EXERCISE DIRECTIONS => Copy every line of the entries that includes the word "document".

--- RECORDS TO PROCESS ---

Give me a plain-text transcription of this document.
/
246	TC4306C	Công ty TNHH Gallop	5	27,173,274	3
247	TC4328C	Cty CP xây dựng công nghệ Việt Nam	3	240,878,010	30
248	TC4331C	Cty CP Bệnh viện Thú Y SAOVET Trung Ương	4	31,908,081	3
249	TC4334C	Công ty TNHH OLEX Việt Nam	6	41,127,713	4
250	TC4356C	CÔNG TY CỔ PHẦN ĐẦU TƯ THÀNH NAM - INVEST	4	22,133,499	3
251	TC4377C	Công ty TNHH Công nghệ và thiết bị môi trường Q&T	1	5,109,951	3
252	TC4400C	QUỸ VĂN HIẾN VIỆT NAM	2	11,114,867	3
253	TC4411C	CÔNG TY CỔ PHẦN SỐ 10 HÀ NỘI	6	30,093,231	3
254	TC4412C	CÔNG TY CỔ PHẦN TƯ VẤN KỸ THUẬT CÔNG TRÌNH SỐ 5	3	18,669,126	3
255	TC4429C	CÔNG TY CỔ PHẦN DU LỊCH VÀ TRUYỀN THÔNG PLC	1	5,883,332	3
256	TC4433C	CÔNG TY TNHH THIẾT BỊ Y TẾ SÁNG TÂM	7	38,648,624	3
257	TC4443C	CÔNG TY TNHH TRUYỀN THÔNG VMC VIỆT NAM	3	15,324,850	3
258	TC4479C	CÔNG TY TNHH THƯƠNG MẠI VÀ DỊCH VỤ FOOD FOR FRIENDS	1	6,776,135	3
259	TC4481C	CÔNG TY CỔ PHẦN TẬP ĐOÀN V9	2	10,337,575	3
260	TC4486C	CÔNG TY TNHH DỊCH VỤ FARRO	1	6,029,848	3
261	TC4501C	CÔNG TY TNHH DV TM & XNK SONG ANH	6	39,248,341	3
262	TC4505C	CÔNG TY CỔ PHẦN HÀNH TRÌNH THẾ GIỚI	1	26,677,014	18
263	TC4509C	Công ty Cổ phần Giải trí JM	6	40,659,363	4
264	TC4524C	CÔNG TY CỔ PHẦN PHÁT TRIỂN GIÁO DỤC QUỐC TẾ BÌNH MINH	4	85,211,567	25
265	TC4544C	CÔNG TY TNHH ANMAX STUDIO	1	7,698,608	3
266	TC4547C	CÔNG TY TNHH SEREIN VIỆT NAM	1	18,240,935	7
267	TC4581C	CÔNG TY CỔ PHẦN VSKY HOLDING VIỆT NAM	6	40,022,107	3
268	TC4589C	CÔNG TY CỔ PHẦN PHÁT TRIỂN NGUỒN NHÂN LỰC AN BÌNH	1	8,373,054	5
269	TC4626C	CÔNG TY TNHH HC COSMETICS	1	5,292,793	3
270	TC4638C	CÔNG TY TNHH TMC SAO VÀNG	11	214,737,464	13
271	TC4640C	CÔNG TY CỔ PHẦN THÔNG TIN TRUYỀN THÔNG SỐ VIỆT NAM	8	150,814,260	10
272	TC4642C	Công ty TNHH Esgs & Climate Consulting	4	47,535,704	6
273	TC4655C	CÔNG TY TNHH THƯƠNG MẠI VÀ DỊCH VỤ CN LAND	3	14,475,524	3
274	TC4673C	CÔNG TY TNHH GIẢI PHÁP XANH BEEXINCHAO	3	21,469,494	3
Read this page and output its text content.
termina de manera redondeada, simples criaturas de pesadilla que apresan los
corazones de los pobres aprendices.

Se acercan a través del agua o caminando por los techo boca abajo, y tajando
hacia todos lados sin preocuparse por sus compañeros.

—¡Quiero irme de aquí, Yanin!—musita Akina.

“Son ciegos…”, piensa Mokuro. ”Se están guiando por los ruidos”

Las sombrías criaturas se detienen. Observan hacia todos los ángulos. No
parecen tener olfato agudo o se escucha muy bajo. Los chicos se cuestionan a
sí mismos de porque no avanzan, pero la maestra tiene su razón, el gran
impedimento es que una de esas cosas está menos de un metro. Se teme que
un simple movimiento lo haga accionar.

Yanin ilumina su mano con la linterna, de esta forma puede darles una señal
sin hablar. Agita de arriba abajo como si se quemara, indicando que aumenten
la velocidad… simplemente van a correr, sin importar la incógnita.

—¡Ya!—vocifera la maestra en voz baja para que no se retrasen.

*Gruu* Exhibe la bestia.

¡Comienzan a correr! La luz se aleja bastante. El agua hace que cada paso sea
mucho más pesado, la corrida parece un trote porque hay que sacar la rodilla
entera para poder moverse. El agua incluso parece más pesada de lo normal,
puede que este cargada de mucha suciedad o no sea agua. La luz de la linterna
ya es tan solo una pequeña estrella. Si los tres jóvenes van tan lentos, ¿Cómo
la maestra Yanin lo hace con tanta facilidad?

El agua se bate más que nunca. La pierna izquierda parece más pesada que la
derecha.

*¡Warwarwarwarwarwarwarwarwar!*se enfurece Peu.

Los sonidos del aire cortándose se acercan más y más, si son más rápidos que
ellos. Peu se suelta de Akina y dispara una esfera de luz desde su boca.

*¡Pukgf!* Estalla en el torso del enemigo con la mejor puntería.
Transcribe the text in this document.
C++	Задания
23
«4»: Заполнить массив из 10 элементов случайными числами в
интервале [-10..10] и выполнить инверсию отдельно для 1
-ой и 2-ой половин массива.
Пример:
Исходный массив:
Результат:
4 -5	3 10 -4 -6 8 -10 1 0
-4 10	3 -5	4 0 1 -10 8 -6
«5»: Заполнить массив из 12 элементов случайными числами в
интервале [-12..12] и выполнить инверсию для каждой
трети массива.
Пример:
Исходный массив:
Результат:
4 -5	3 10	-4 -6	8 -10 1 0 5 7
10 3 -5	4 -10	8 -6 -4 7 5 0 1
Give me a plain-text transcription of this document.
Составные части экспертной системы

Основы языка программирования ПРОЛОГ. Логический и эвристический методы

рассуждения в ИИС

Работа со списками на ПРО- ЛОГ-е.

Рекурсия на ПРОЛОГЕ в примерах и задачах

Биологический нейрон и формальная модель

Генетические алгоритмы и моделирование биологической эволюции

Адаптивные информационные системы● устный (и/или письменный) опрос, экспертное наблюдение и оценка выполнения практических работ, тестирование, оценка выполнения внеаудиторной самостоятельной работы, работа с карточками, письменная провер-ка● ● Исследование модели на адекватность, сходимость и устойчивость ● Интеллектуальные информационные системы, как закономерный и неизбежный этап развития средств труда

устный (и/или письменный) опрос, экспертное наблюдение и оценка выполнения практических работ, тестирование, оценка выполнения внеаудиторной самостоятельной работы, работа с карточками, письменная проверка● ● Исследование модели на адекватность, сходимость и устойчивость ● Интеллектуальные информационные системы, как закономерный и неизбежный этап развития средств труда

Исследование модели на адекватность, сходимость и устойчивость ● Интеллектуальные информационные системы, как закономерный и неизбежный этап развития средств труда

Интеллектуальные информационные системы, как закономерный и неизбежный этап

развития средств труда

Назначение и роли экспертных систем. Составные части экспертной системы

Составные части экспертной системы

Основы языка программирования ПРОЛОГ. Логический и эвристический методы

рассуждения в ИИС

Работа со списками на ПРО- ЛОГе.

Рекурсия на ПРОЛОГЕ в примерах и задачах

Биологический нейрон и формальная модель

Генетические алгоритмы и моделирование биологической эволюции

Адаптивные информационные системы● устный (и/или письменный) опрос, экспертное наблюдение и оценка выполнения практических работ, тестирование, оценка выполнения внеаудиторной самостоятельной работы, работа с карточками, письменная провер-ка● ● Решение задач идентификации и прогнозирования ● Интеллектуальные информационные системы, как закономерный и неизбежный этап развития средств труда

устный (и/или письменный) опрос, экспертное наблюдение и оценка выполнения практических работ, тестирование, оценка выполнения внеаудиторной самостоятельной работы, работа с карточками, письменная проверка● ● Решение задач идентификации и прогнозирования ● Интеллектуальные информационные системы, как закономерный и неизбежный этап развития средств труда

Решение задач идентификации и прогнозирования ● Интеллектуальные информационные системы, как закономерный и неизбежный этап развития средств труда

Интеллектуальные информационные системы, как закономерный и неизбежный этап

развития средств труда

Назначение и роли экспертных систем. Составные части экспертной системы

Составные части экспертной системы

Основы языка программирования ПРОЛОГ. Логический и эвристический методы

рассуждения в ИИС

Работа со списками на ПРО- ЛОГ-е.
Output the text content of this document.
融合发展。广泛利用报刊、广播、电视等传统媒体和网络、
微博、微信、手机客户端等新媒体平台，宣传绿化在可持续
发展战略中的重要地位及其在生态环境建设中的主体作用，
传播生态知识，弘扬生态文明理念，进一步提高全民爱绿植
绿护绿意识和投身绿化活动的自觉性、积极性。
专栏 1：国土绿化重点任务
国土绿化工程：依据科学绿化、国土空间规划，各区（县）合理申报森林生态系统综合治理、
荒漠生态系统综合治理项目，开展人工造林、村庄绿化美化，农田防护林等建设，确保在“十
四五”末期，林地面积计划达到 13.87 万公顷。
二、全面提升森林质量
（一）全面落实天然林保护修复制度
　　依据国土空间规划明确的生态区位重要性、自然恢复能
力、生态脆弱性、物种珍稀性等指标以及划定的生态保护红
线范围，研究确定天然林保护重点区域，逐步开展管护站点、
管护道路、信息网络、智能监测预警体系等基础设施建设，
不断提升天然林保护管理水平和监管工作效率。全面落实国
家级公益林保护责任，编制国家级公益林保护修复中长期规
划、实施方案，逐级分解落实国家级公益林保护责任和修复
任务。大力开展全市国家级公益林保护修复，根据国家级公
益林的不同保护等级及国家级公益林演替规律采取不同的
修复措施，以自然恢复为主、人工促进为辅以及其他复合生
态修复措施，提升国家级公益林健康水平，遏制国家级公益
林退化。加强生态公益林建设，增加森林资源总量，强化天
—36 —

---

OUTPUT FOR THIS TASK =>
Give me a plain-text transcription of this document.
Transcribe the text in this document.
Give me a plain-text transcription of this document.
Output the text content of this document.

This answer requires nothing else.